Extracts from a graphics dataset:

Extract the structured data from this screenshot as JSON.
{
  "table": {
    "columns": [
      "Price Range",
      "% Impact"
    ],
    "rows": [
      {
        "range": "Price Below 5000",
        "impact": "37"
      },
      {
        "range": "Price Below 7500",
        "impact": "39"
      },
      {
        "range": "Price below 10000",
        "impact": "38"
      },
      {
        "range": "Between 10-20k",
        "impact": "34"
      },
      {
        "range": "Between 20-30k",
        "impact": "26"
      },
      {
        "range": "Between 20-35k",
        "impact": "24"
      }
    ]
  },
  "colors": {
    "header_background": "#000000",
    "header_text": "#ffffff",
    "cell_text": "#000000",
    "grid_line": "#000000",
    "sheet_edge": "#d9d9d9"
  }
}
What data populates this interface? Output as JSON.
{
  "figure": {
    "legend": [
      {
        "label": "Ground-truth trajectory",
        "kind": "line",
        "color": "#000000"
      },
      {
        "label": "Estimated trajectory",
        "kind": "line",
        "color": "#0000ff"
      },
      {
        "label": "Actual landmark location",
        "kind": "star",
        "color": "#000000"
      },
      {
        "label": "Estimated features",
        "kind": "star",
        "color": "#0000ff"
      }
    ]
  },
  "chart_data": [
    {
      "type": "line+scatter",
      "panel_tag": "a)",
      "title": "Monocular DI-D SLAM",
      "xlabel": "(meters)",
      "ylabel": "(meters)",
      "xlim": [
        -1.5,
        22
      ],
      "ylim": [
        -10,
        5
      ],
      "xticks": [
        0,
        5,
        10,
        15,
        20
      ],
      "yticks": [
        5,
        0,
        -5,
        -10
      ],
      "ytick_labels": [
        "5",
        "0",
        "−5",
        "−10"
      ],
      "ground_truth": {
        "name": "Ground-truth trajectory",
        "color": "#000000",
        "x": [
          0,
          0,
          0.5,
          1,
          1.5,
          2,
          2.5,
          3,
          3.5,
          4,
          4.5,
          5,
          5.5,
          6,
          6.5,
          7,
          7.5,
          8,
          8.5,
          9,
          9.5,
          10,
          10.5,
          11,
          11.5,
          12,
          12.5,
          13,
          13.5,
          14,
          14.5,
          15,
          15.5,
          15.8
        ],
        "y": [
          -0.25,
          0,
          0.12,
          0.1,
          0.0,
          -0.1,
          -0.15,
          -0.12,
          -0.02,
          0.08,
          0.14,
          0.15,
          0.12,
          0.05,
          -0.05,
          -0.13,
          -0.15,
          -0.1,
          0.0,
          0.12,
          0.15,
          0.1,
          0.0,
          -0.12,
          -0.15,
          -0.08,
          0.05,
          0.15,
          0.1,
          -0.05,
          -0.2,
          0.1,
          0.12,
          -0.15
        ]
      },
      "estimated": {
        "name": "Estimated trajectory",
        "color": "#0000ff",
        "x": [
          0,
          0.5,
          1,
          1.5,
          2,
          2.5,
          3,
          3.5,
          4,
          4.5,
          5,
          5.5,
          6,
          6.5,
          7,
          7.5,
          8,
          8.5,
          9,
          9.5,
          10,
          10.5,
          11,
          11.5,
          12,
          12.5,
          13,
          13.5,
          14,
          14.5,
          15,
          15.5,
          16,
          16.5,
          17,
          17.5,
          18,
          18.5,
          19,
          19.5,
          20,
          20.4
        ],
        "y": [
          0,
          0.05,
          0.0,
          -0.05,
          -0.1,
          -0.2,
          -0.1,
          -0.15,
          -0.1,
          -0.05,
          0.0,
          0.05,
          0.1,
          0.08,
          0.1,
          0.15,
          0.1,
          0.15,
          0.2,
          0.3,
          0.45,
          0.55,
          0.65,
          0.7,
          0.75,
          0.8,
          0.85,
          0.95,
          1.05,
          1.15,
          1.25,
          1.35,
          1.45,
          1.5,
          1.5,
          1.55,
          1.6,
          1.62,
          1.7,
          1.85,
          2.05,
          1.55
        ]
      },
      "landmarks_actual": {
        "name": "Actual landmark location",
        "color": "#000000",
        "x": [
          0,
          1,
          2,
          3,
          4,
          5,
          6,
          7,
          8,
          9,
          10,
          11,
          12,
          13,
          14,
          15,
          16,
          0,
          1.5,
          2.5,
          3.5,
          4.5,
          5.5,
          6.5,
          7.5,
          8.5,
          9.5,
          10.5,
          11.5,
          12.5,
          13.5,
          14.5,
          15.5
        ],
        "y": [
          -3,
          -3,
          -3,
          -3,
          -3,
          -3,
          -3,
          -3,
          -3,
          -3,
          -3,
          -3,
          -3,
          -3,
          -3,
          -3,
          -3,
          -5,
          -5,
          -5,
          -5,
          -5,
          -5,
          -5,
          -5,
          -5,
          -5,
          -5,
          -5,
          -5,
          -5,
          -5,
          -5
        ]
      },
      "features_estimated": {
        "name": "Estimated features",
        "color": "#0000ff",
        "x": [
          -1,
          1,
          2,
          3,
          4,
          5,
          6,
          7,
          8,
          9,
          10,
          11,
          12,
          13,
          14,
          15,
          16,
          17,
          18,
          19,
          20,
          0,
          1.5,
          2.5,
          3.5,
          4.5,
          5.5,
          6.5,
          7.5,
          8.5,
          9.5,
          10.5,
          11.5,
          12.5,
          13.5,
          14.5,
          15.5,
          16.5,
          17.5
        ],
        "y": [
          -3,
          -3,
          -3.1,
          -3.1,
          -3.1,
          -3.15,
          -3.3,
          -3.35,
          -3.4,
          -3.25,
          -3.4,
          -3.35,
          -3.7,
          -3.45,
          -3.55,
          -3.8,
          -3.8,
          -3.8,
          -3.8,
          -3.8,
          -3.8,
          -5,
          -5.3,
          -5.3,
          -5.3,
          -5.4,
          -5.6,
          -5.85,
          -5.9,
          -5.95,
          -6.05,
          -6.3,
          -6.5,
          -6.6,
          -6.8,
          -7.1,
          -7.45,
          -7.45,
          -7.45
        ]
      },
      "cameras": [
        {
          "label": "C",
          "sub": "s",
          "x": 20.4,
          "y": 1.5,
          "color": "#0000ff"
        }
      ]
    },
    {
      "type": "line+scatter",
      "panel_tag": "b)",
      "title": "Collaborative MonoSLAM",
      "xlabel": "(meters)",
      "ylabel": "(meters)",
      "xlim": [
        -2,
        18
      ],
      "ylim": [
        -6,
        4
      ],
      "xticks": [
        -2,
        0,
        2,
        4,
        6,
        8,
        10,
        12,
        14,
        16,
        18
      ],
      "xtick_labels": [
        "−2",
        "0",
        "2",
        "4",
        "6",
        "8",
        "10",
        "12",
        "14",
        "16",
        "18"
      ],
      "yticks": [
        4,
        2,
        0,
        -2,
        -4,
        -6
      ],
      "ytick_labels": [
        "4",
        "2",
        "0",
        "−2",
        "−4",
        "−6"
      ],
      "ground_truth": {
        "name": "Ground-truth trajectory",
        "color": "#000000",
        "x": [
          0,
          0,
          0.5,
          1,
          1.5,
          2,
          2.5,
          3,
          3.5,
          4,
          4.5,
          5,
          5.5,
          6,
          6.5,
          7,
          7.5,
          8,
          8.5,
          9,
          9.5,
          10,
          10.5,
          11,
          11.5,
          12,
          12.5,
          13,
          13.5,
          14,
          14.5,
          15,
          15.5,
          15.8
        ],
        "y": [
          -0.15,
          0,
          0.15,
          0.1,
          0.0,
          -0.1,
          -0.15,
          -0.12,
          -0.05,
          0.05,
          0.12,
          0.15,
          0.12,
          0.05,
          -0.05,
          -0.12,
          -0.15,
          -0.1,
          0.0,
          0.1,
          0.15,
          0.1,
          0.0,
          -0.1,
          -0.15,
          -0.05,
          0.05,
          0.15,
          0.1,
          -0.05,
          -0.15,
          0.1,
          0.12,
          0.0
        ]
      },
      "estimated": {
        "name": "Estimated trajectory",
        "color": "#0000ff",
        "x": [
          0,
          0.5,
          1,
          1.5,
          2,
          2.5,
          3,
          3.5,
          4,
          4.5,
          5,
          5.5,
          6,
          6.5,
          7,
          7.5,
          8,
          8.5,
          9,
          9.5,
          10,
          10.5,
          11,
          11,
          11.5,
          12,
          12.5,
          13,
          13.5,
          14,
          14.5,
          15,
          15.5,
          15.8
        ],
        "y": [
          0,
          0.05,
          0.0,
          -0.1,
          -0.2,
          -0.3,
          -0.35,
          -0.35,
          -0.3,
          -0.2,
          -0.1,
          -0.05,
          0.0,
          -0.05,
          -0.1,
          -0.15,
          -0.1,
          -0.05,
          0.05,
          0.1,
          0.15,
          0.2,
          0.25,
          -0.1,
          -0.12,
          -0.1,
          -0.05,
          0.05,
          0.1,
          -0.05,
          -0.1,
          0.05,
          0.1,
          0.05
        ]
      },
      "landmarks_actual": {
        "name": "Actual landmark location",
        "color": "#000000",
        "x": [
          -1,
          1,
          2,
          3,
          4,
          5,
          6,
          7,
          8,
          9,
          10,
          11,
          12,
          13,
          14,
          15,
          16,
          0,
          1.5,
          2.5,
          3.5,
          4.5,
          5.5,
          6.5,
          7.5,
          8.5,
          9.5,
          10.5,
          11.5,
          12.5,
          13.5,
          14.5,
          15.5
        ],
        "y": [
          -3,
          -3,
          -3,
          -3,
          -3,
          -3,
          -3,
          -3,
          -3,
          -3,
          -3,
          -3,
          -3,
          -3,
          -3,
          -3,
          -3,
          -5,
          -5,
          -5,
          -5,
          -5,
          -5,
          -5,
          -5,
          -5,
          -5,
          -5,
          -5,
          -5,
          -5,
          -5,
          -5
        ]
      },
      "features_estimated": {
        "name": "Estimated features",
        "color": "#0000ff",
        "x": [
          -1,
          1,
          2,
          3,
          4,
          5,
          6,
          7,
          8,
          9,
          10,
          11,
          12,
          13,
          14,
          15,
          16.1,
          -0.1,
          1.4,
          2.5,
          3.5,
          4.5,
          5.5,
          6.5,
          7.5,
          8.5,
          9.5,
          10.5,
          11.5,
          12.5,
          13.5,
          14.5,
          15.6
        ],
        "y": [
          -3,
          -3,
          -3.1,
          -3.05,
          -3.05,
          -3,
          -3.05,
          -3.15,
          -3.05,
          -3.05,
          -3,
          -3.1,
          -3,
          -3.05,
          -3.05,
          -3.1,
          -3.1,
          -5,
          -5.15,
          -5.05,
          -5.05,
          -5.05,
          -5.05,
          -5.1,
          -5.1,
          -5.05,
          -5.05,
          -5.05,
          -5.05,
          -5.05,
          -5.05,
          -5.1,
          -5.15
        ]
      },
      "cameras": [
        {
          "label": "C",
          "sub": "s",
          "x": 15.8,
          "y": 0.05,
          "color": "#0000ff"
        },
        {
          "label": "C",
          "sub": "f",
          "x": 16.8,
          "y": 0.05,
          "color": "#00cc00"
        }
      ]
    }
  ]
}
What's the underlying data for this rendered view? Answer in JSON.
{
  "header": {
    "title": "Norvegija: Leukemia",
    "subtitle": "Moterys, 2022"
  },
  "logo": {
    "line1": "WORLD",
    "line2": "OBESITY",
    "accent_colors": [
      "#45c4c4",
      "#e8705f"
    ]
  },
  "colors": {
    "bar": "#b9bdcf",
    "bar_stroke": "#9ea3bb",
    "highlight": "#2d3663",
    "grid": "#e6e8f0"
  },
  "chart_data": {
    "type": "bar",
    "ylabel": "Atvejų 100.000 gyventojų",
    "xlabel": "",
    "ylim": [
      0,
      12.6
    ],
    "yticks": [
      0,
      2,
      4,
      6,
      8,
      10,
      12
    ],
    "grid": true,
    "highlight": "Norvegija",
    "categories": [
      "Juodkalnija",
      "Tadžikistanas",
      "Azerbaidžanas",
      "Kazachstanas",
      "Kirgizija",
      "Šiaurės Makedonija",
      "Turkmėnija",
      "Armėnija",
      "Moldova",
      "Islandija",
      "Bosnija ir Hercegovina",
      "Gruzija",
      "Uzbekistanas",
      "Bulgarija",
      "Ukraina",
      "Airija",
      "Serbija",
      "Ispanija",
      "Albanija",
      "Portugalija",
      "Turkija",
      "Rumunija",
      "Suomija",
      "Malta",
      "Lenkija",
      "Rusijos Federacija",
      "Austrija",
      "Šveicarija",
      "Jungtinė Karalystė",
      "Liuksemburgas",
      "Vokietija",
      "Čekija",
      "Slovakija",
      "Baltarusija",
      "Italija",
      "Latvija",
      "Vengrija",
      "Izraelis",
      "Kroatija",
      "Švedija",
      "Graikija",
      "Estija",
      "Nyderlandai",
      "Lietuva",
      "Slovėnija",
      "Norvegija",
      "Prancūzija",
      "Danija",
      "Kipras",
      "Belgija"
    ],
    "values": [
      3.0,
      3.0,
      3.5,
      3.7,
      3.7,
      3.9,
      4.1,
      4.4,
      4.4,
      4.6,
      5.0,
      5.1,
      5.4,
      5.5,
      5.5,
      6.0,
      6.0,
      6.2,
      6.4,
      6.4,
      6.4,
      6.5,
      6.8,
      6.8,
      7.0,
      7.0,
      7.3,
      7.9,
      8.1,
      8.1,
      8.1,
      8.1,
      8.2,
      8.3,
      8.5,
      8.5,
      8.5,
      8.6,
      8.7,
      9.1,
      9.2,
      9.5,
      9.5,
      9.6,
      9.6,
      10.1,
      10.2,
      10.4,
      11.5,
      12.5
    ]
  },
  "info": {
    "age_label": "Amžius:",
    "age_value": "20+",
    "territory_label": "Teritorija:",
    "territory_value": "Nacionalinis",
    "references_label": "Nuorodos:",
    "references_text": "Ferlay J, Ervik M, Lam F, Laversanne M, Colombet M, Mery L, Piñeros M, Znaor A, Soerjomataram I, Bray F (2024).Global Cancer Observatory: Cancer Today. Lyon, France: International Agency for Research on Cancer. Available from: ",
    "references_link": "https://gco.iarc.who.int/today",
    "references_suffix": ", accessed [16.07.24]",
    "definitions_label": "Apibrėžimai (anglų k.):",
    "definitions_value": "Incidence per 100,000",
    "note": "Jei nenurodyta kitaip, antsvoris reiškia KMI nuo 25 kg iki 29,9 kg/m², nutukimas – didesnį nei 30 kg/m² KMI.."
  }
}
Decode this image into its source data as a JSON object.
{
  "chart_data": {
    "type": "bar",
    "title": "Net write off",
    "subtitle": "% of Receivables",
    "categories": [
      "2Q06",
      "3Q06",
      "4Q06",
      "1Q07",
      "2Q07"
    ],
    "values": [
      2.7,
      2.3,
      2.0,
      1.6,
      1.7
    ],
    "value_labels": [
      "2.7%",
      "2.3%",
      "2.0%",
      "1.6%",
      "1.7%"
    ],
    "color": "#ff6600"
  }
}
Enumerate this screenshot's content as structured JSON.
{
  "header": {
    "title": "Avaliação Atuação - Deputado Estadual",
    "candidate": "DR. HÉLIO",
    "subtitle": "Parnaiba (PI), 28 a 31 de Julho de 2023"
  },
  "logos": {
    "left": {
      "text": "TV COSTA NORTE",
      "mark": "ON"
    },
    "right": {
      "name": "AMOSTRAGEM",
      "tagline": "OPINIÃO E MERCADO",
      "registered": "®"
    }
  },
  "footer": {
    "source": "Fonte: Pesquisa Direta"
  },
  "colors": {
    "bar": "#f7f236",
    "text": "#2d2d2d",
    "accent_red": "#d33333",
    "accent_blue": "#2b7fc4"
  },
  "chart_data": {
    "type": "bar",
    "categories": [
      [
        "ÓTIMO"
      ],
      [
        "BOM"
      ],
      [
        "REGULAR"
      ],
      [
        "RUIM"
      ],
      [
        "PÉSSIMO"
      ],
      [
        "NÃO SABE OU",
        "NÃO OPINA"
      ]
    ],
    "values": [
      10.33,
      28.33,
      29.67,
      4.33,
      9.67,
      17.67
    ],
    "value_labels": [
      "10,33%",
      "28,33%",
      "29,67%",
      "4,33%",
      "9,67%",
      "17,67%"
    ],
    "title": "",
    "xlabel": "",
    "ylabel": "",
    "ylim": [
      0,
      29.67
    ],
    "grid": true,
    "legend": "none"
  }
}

**STATED TASK**.
Give again the lines from the line holding "Enumerate this screenshot's" through the close of the listing, both included, exactly as written and with nothing else.

**OUTPUT**.
Enumerate this screenshot's content as structured JSON.
{
  "header": {
    "title": "Avaliação Atuação - Deputado Estadual",
    "candidate": "DR. HÉLIO",
    "subtitle": "Parnaiba (PI), 28 a 31 de Julho de 2023"
  },
  "logos": {
    "left": {
      "text": "TV COSTA NORTE",
      "mark": "ON"
    },
    "right": {
      "name": "AMOSTRAGEM",
      "tagline": "OPINIÃO E MERCADO",
      "registered": "®"
    }
  },
  "footer": {
    "source": "Fonte: Pesquisa Direta"
  },
  "colors": {
    "bar": "#f7f236",
    "text": "#2d2d2d",
    "accent_red": "#d33333",
    "accent_blue": "#2b7fc4"
  },
  "chart_data": {
    "type": "bar",
    "categories": [
      [
        "ÓTIMO"
      ],
      [
        "BOM"
      ],
      [
        "REGULAR"
      ],
      [
        "RUIM"
      ],
      [
        "PÉSSIMO"
      ],
      [
        "NÃO SABE OU",
        "NÃO OPINA"
      ]
    ],
    "values": [
      10.33,
      28.33,
      29.67,
      4.33,
      9.67,
      17.67
    ],
    "value_labels": [
      "10,33%",
      "28,33%",
      "29,67%",
      "4,33%",
      "9,67%",
      "17,67%"
    ],
    "title": "",
    "xlabel": "",
    "ylabel": "",
    "ylim": [
      0,
      29.67
    ],
    "grid": true,
    "legend": "none"
  }
}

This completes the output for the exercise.